[Stored dataset items]
-------
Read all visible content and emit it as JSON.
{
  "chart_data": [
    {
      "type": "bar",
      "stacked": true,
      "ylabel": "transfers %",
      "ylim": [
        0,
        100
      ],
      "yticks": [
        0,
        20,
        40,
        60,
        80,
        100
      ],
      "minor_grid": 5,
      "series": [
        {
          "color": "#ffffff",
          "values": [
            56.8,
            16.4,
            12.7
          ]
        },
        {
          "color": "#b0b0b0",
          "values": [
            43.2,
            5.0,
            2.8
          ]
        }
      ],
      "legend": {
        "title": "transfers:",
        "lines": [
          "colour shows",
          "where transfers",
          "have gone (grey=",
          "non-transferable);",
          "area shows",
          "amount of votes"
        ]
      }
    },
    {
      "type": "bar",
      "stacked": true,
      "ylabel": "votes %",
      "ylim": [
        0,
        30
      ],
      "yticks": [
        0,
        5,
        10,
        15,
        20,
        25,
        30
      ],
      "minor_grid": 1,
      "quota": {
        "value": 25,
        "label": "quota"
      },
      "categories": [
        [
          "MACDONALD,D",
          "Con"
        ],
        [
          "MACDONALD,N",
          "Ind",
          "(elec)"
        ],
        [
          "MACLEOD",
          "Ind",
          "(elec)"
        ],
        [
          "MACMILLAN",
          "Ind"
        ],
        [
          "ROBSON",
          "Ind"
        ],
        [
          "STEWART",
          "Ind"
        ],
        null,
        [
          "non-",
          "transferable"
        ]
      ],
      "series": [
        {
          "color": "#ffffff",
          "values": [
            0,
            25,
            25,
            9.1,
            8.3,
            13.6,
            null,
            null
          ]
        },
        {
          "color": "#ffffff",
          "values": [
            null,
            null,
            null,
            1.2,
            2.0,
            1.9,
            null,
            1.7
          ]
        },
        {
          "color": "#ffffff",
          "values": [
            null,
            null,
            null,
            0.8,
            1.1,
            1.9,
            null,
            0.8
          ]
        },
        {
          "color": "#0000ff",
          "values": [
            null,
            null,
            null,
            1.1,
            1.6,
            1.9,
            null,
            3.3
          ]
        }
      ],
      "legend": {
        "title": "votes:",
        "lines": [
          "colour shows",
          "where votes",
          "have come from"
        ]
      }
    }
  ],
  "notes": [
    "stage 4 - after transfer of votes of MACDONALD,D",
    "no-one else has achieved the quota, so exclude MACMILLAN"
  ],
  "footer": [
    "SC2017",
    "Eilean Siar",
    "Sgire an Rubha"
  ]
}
-------
• _DIRECTION_
Write out all the lines again, exactly as they are.

• _COMPLETE RESPONSE_
Read all visible content and emit it as JSON.
{
  "chart_data": [
    {
      "type": "bar",
      "stacked": true,
      "ylabel": "transfers %",
      "ylim": [
        0,
        100
      ],
      "yticks": [
        0,
        20,
        40,
        60,
        80,
        100
      ],
      "minor_grid": 5,
      "series": [
        {
          "color": "#ffffff",
          "values": [
            56.8,
            16.4,
            12.7
          ]
        },
        {
          "color": "#b0b0b0",
          "values": [
            43.2,
            5.0,
            2.8
          ]
        }
      ],
      "legend": {
        "title": "transfers:",
        "lines": [
          "colour shows",
          "where transfers",
          "have gone (grey=",
          "non-transferable);",
          "area shows",
          "amount of votes"
        ]
      }
    },
    {
      "type": "bar",
      "stacked": true,
      "ylabel": "votes %",
      "ylim": [
        0,
        30
      ],
      "yticks": [
        0,
        5,
        10,
        15,
        20,
        25,
        30
      ],
      "minor_grid": 1,
      "quota": {
        "value": 25,
        "label": "quota"
      },
      "categories": [
        [
          "MACDONALD,D",
          "Con"
        ],
        [
          "MACDONALD,N",
          "Ind",
          "(elec)"
        ],
        [
          "MACLEOD",
          "Ind",
          "(elec)"
        ],
        [
          "MACMILLAN",
          "Ind"
        ],
        [
          "ROBSON",
          "Ind"
        ],
        [
          "STEWART",
          "Ind"
        ],
        null,
        [
          "non-",
          "transferable"
        ]
      ],
      "series": [
        {
          "color": "#ffffff",
          "values": [
            0,
            25,
            25,
            9.1,
            8.3,
            13.6,
            null,
            null
          ]
        },
        {
          "color": "#ffffff",
          "values": [
            null,
            null,
            null,
            1.2,
            2.0,
            1.9,
            null,
            1.7
          ]
        },
        {
          "color": "#ffffff",
          "values": [
            null,
            null,
            null,
            0.8,
            1.1,
            1.9,
            null,
            0.8
          ]
        },
        {
          "color": "#0000ff",
          "values": [
            null,
            null,
            null,
            1.1,
            1.6,
            1.9,
            null,
            3.3
          ]
        }
      ],
      "legend": {
        "title": "votes:",
        "lines": [
          "colour shows",
          "where votes",
          "have come from"
        ]
      }
    }
  ],
  "notes": [
    "stage 4 - after transfer of votes of MACDONALD,D",
    "no-one else has achieved the quota, so exclude MACMILLAN"
  ],
  "footer": [
    "SC2017",
    "Eilean Siar",
    "Sgire an Rubha"
  ]
}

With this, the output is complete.